● **WHAT IS NEEDED**:
Extract every record, keeping each one exactly as it is.

● **TASK INPUT**:
■ ■ ■ ■ ■ ■ ■

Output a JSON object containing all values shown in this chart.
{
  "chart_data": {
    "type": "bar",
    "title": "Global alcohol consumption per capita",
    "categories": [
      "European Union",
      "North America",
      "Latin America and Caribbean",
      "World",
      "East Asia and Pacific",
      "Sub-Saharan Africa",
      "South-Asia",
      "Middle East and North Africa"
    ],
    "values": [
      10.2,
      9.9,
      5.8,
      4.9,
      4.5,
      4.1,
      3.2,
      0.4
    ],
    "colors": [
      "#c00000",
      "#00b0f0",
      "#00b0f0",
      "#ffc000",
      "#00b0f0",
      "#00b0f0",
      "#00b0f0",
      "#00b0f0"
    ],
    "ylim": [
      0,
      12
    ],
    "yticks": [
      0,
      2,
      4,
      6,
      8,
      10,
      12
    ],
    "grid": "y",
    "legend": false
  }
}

■ ■ ■ ■ ■ ■ ■

● **EXPECTED ANSWER**:
Output a JSON object containing all values shown in this chart.
{
  "chart_data": {
    "type": "bar",
    "title": "Global alcohol consumption per capita",
    "categories": [
      "European Union",
      "North America",
      "Latin America and Caribbean",
      "World",
      "East Asia and Pacific",
      "Sub-Saharan Africa",
      "South-Asia",
      "Middle East and North Africa"
    ],
    "values": [
      10.2,
      9.9,
      5.8,
      4.9,
      4.5,
      4.1,
      3.2,
      0.4
    ],
    "colors": [
      "#c00000",
      "#00b0f0",
      "#00b0f0",
      "#ffc000",
      "#00b0f0",
      "#00b0f0",
      "#00b0f0",
      "#00b0f0"
    ],
    "ylim": [
      0,
      12
    ],
    "yticks": [
      0,
      2,
      4,
      6,
      8,
      10,
      12
    ],
    "grid": "y",
    "legend": false
  }
}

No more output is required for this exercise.